* Start *

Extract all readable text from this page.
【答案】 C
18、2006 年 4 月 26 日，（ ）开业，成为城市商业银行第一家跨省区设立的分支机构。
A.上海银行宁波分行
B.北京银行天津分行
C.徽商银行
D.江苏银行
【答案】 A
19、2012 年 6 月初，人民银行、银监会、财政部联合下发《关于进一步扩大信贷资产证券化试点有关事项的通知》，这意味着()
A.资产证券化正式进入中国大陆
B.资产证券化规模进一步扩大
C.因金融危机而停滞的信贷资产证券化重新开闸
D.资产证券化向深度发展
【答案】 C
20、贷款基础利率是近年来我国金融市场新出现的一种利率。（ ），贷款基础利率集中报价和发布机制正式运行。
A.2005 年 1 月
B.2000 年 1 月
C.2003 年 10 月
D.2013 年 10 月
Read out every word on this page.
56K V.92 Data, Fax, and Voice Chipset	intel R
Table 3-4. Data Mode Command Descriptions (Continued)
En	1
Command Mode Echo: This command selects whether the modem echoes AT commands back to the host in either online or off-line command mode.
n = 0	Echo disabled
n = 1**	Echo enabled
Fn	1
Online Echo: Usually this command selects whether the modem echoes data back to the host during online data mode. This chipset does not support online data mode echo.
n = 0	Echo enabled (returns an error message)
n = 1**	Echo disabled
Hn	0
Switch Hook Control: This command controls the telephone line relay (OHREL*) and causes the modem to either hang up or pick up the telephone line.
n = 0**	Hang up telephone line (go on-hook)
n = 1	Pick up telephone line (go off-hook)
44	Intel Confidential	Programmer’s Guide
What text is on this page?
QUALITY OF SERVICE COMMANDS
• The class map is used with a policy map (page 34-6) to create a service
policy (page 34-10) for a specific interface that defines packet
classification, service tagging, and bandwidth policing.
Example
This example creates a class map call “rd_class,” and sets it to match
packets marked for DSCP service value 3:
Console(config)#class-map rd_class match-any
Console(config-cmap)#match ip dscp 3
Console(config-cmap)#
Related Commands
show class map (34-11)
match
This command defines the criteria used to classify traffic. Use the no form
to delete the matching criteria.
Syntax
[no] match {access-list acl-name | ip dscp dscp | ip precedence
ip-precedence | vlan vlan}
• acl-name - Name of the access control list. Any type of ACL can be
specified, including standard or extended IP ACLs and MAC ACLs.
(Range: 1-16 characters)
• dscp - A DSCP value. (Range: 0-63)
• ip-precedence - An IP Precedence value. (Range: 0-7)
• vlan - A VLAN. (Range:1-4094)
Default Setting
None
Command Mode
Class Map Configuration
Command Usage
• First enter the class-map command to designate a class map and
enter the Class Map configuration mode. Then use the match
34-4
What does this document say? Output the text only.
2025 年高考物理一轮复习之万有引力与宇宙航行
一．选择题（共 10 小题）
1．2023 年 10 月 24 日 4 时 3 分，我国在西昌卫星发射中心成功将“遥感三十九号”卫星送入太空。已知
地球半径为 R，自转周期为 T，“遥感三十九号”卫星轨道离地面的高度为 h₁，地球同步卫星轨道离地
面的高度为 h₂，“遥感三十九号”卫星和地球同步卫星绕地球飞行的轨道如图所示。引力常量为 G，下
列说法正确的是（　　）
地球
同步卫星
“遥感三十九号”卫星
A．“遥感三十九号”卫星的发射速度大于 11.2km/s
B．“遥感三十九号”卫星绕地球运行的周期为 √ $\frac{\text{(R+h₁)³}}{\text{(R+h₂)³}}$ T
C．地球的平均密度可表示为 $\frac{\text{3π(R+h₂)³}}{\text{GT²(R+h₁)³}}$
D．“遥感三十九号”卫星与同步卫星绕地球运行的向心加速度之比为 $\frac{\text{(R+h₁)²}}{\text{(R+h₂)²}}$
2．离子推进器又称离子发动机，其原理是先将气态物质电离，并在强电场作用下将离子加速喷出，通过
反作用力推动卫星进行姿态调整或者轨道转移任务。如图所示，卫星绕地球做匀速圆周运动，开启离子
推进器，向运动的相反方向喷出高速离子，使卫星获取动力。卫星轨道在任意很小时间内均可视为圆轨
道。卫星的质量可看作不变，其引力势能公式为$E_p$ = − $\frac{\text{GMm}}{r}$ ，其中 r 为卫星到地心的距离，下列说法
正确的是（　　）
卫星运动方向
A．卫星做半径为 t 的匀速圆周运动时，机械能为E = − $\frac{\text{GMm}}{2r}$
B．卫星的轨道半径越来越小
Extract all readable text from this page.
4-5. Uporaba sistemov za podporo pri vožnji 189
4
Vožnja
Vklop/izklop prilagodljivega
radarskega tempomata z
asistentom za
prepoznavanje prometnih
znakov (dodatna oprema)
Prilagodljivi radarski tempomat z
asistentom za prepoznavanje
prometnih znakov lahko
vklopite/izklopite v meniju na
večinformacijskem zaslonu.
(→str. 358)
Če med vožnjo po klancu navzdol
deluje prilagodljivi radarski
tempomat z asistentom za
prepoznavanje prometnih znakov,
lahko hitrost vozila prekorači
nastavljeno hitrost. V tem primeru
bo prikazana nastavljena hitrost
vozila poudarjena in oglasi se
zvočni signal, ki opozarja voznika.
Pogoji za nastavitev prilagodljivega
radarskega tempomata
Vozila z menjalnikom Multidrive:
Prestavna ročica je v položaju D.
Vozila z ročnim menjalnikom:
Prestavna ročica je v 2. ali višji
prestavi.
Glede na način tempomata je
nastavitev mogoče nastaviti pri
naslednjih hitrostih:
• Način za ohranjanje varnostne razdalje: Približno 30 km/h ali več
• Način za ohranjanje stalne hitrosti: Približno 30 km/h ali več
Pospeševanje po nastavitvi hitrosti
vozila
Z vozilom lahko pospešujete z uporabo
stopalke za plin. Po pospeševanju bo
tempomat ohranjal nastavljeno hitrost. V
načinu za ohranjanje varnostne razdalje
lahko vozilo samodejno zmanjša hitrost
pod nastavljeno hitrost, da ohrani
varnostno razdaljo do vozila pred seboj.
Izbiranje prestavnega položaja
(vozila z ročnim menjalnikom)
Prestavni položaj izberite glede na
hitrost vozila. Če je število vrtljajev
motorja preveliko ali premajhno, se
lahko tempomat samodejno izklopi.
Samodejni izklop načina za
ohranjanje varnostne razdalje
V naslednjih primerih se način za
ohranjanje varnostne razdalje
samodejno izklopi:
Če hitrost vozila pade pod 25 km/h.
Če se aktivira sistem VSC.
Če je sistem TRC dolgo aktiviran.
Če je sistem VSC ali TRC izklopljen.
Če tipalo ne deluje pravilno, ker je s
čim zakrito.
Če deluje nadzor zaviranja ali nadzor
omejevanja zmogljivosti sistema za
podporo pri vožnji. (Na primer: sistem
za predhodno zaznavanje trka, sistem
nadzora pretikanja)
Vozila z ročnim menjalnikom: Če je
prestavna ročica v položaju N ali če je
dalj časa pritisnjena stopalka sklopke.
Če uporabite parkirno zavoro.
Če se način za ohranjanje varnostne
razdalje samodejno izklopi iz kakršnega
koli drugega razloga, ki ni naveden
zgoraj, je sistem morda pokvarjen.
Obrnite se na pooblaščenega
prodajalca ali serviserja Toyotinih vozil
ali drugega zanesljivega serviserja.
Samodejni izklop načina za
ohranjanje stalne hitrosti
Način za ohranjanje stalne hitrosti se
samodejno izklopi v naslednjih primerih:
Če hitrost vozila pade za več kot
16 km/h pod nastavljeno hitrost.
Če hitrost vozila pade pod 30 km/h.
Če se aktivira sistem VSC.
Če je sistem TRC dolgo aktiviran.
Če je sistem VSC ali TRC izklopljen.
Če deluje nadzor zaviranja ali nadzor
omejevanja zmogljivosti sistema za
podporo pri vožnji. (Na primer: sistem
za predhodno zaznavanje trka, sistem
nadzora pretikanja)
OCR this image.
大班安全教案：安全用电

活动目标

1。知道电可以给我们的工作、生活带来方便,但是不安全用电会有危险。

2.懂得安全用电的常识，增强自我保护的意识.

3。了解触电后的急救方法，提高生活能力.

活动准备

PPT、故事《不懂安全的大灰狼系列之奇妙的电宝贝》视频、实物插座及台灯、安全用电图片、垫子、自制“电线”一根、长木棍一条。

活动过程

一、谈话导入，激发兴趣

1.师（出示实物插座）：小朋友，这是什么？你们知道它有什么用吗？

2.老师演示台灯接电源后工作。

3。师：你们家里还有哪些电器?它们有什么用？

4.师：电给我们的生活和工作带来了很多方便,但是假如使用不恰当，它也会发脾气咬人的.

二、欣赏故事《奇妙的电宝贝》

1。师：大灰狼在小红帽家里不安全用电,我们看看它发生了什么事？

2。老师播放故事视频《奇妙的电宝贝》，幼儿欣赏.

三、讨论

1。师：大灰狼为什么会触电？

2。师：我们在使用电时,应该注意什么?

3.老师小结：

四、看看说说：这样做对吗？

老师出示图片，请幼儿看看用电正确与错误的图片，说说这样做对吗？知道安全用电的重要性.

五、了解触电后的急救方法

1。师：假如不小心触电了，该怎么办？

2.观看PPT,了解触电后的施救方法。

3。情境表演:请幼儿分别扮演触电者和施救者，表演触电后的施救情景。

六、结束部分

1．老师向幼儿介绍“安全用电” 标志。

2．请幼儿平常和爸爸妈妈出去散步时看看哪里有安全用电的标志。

* End *

SHORT EXERCISE:
Pull every line containing the word "serviserja" out of the entries above.

RESPONSE TO THE EXERCISE:
prodajalca ali serviserja Toyotinih vozil
ali drugega zanesljivega serviserja.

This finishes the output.